Your instructions:
Where the word "kreatywne" occurs in a line, return that line.

........

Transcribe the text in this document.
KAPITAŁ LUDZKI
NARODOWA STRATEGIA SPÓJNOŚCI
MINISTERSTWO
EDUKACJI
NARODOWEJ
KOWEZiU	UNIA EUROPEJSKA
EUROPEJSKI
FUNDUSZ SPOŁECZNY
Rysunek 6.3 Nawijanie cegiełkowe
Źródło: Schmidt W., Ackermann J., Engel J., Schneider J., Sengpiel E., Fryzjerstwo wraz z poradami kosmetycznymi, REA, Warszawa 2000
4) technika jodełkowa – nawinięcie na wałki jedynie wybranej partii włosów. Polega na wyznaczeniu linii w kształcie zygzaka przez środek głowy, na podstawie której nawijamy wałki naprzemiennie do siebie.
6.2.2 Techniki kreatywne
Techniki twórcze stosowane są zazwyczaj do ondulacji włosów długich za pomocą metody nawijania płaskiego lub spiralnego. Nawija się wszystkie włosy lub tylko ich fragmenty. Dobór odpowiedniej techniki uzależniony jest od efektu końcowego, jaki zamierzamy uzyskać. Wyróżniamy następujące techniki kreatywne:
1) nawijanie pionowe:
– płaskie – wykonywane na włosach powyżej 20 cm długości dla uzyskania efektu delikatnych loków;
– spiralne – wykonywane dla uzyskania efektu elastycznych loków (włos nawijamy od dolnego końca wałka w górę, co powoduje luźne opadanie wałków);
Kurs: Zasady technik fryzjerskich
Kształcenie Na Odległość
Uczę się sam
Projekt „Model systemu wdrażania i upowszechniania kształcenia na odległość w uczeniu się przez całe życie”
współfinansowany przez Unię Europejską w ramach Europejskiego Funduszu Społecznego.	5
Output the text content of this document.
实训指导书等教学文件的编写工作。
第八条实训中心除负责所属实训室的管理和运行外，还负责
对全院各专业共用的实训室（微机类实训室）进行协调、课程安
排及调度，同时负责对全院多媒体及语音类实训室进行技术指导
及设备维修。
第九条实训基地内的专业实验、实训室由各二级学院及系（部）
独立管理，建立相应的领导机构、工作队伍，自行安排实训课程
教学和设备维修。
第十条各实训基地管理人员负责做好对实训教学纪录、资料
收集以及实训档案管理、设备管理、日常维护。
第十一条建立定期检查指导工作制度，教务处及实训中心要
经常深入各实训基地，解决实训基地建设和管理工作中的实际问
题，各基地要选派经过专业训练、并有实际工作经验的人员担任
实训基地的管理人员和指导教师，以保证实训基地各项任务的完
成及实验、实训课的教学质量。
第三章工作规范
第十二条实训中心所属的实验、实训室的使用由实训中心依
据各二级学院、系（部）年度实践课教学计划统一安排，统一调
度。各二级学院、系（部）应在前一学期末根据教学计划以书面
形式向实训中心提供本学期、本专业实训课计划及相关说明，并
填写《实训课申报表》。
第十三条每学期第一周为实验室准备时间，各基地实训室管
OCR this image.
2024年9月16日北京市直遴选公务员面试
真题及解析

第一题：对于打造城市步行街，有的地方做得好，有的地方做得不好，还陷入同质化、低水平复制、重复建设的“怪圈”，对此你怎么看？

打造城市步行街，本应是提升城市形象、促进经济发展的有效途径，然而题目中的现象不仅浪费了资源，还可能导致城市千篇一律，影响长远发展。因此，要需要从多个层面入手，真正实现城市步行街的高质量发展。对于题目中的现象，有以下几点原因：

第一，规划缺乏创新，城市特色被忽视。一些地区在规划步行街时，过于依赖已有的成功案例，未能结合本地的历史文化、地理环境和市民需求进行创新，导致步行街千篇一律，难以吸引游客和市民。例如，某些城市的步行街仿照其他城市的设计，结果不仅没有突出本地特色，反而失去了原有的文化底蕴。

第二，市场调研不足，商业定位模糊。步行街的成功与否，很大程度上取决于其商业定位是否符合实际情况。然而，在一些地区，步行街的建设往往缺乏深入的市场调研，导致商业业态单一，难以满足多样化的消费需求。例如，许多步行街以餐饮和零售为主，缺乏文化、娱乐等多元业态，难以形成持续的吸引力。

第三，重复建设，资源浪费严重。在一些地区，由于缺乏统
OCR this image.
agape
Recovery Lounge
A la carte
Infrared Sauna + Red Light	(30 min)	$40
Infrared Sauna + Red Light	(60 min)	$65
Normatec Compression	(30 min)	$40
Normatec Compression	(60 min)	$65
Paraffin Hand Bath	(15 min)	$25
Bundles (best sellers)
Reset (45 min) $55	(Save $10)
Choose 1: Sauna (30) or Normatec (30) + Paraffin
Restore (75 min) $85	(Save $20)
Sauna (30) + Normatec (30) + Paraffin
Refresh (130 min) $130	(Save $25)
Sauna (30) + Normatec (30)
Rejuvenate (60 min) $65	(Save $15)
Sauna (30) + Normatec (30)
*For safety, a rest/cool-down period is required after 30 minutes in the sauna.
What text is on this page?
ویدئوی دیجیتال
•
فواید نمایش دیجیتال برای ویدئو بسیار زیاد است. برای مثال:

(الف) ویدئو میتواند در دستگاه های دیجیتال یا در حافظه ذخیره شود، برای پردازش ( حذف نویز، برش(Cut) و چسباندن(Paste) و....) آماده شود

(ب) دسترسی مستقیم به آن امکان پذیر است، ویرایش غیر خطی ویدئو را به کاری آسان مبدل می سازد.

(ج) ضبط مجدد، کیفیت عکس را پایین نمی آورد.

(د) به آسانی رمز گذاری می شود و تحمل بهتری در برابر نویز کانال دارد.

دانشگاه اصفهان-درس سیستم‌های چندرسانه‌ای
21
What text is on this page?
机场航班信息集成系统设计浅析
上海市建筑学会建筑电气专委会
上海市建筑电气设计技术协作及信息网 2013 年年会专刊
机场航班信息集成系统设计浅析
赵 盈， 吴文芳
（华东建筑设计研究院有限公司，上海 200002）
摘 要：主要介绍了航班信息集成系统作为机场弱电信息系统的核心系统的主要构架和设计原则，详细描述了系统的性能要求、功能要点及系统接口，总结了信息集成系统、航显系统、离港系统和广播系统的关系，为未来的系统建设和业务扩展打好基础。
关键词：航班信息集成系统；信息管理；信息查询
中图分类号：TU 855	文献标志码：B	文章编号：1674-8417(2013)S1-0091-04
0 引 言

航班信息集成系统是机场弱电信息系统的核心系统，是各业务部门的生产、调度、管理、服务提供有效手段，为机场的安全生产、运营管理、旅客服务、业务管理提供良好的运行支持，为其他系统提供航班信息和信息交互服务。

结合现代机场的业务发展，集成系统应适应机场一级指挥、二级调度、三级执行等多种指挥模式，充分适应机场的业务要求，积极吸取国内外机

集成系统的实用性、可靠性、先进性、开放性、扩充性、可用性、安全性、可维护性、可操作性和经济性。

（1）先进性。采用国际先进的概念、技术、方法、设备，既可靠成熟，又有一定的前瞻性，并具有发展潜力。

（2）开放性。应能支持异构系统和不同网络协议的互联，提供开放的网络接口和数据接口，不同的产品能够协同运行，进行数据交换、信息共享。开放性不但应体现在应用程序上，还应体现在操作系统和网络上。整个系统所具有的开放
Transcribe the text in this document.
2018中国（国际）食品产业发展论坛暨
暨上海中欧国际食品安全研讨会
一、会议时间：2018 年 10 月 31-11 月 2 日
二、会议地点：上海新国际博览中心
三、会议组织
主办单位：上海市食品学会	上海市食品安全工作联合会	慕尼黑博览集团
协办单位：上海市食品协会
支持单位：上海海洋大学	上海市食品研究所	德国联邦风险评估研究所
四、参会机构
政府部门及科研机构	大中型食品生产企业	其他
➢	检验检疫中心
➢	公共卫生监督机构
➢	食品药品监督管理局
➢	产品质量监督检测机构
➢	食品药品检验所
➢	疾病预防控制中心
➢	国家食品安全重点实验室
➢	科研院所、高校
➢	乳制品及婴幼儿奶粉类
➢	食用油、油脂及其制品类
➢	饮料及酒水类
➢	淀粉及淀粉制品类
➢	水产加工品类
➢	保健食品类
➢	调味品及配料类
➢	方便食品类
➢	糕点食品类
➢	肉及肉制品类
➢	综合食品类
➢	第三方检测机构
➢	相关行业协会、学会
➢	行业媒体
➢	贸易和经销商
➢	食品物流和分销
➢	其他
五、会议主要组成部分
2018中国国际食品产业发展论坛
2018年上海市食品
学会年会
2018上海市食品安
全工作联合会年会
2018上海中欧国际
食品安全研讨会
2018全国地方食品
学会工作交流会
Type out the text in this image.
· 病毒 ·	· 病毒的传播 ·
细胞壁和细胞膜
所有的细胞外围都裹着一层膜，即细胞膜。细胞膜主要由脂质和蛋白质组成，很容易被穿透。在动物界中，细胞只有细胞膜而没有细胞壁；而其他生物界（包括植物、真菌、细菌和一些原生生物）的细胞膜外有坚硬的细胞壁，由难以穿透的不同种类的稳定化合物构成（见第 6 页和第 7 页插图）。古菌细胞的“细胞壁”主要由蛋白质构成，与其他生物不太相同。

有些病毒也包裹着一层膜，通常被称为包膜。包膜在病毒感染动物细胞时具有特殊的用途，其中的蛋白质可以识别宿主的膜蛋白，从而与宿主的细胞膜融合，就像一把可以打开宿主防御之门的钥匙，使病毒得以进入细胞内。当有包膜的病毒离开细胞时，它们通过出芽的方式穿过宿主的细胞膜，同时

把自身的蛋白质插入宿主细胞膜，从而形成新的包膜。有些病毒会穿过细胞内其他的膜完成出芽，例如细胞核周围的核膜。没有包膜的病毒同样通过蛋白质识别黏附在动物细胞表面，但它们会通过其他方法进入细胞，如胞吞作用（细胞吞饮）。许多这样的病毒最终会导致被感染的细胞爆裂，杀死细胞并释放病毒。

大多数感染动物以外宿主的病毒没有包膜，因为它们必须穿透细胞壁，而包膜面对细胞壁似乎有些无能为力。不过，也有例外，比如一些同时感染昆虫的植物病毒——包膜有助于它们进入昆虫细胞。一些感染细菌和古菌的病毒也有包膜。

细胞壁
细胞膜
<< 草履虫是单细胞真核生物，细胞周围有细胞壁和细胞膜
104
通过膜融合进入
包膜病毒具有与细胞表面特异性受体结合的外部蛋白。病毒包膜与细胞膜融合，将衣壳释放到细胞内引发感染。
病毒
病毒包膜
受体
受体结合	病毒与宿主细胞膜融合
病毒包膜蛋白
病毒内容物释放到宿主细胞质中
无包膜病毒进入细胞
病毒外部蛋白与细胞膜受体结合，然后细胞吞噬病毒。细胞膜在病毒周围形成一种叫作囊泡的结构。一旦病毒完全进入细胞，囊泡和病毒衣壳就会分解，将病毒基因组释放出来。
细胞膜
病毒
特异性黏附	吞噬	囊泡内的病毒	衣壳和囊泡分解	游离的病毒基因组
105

........

Answer below:
6.2.2 Techniki kreatywne
Techniki twórcze stosowane są zazwyczaj do ondulacji włosów długich za pomocą metody nawijania płaskiego lub spiralnego. Nawija się wszystkie włosy lub tylko ich fragmenty. Dobór odpowiedniej techniki uzależniony jest od efektu końcowego, jaki zamierzamy uzyskać. Wyróżniamy następujące techniki kreatywne:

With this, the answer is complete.